# Extract provided
-*-*-
# Chris Webber being released...



## Ps!ence_Fiction (Aug 1, 2004)

I read in an article on hoopshype that Chris Webber could be released in the same manner that Finley was released, do you think it will happen and would you want to see it happen?


----------



## BEEZ (Jun 12, 2002)

No, it saves on the luxury tax but its still a cap hit. There is no salary relief


----------



## Sixerfanforlife (Jun 23, 2005)

After Mo cheeks used all that tape to learn how to use Chris Webber, do you think King's going to waive, if he does that will BE the stupidest move in his era!


----------



## Petey (Aug 23, 2002)

Sixerfanforlife said:


> After Mo cheeks used all that tape to learn how to use Chris Webber, do you think King's going to waive, if he does that will BE the stupidest move in his era!


It's a coaches job to watch tape of his players and others... and when teams make trades mid-season, alot of coaches do it too.

It won't dictate of a roster move is made of not, but how productive someone is, and in this case performance over cost (value).

-Petey


----------



## SixersFan (Dec 19, 2004)

They aren't going to release CWebb. It would be stupid financially and would be stupid for the team.


----------



## dcrono3 (Jan 6, 2004)

Not going to happen, it would be a PR disaster if he was released.
-*-*-
Spatial layout entries:
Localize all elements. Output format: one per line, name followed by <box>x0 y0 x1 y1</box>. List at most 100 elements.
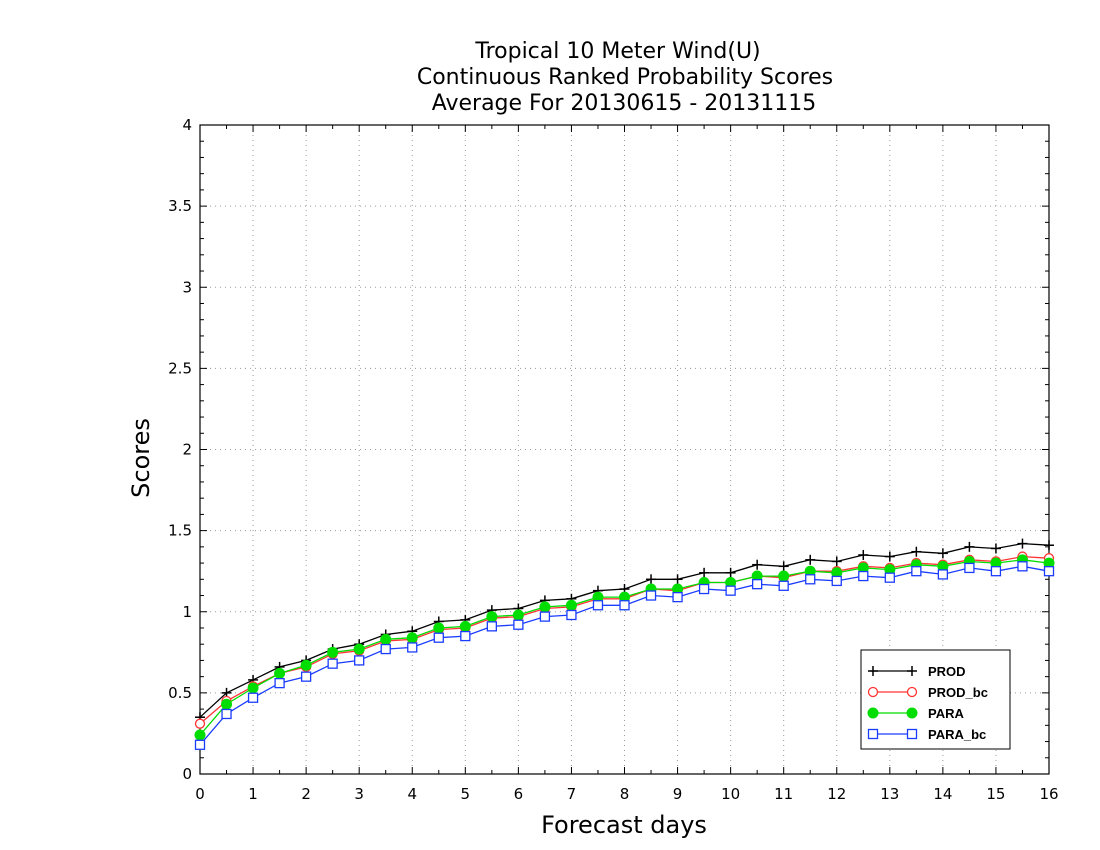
open-circle-marker <box>194 718 206 729</box>
x-axis-label: Forecast days <box>541 811 707 839</box>
plus-marker <box>990 543 1001 554</box>
y-tick-label: 2.5 <box>168 359 192 377</box>
plus-marker <box>937 548 948 559</box>
open-square-marker <box>592 600 604 611</box>
open-square-marker <box>407 642 418 653</box>
chart-title-line-1: Tropical 10 Meter Wind(U) <box>474 39 760 64</box>
open-square-marker <box>752 579 763 590</box>
legend-label: PARA <box>928 706 964 721</box>
filled-circle-marker <box>459 620 471 632</box>
filled-circle-marker <box>867 707 879 719</box>
y-tick-label: 2 <box>182 441 192 459</box>
open-square-marker <box>486 621 497 632</box>
x-tick-label: 0 <box>195 785 205 803</box>
x-tick-label: 12 <box>827 785 846 803</box>
x-tick-label: 2 <box>301 785 311 803</box>
chart-title-line-3: Average For 20130615 - 20131115 <box>432 91 817 116</box>
filled-circle-marker <box>539 601 551 613</box>
open-circle-marker <box>867 686 879 698</box>
x-tick-label: 5 <box>461 785 471 803</box>
x-tick-label: 4 <box>407 785 417 803</box>
x-tick-label: 10 <box>721 785 740 803</box>
x-tick-label: 14 <box>933 785 952 803</box>
legend: PROD PROD_bc PARA PARA_bc <box>860 649 1011 750</box>
y-tick-label: 0 <box>182 765 192 783</box>
x-tick-label: 6 <box>514 785 524 803</box>
x-tick-label: 9 <box>673 785 683 803</box>
filled-circle-marker <box>274 667 286 679</box>
plus-marker <box>1044 540 1054 551</box>
legend-item-para-bc: PARA_bc <box>867 727 986 742</box>
open-square-marker <box>867 728 879 740</box>
filled-circle-marker <box>194 729 206 741</box>
x-tick-label: 13 <box>880 785 899 803</box>
x-tick-label: 3 <box>354 785 364 803</box>
filled-circle-marker <box>565 599 577 611</box>
y-tick-label: 1 <box>182 603 192 621</box>
chart-title-line-2: Continuous Ranked Probability Scores <box>417 65 833 90</box>
open-square-marker <box>274 677 285 689</box>
plus-marker <box>831 556 842 567</box>
plus-marker <box>725 567 736 578</box>
open-square-marker <box>1017 561 1028 572</box>
plus-marker <box>884 551 895 562</box>
legend-item-prod-bc: PROD_bc <box>867 685 988 700</box>
open-square-marker <box>247 692 259 703</box>
series-prod <box>195 538 1054 723</box>
open-square-marker <box>937 569 949 580</box>
legend-label: PROD <box>928 664 966 679</box>
legend-item-prod: PROD <box>868 664 966 679</box>
filled-circle-marker <box>247 682 259 694</box>
series-lines <box>194 538 1055 750</box>
x-tick-label: 7 <box>567 785 577 803</box>
plus-marker <box>805 554 816 565</box>
filled-circle-marker <box>353 643 365 655</box>
open-square-marker <box>645 590 657 601</box>
y-tick-label: 3.5 <box>168 197 192 215</box>
open-square-marker <box>725 585 736 596</box>
open-square-marker <box>831 575 842 587</box>
open-square-marker <box>990 566 1002 577</box>
x-tick-label: 15 <box>986 785 1005 803</box>
plus-marker <box>1017 538 1028 549</box>
open-square-marker <box>805 574 816 585</box>
open-square-marker <box>354 655 365 666</box>
open-square-marker <box>194 739 206 750</box>
plus-marker <box>964 541 975 552</box>
series-para <box>194 554 1055 741</box>
filled-circle-marker <box>406 632 418 644</box>
x-tick-label: 16 <box>1039 785 1058 803</box>
y-tick-label: 1.5 <box>168 522 192 540</box>
plus-marker <box>868 666 878 676</box>
y-tick-label: 3 <box>182 278 192 296</box>
open-square-marker <box>539 611 551 622</box>
open-square-marker <box>698 583 710 595</box>
series-para-bc <box>194 561 1055 750</box>
y-tick-label: 0.5 <box>168 684 192 702</box>
x-tick-label: 8 <box>620 785 630 803</box>
open-square-marker <box>619 600 630 611</box>
plus-marker <box>699 567 710 578</box>
open-square-marker <box>906 728 918 740</box>
plus-marker <box>858 549 869 560</box>
open-square-marker <box>884 572 895 583</box>
legend-box <box>860 649 1011 750</box>
open-square-marker <box>911 566 922 577</box>
plus-marker <box>646 574 657 585</box>
open-square-marker <box>300 671 312 682</box>
open-square-marker <box>380 643 391 655</box>
filled-circle-marker <box>433 622 445 634</box>
filled-circle-marker <box>380 633 392 645</box>
open-square-marker <box>460 630 471 642</box>
plus-marker <box>778 561 789 572</box>
legend-item-para: PARA <box>867 706 964 721</box>
open-square-marker <box>672 591 683 603</box>
open-square-marker <box>778 580 789 591</box>
open-square-marker <box>513 619 524 630</box>
open-square-marker <box>327 658 338 669</box>
open-square-marker <box>964 562 975 574</box>
plus-marker <box>911 546 922 557</box>
open-square-marker <box>433 632 444 643</box>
-*-*-
# Complete the following
a) In the Chris Webber thread, what does BEEZ say releasing him would save on?
b) In the Chris Webber thread, why does BEEZ say releasing him would bring no salary relief?

# Final results
a) It would save on the luxury tax.

b) Releasing him would save on the luxury tax, but his salary would still count against the cap. So the team would get no salary relief.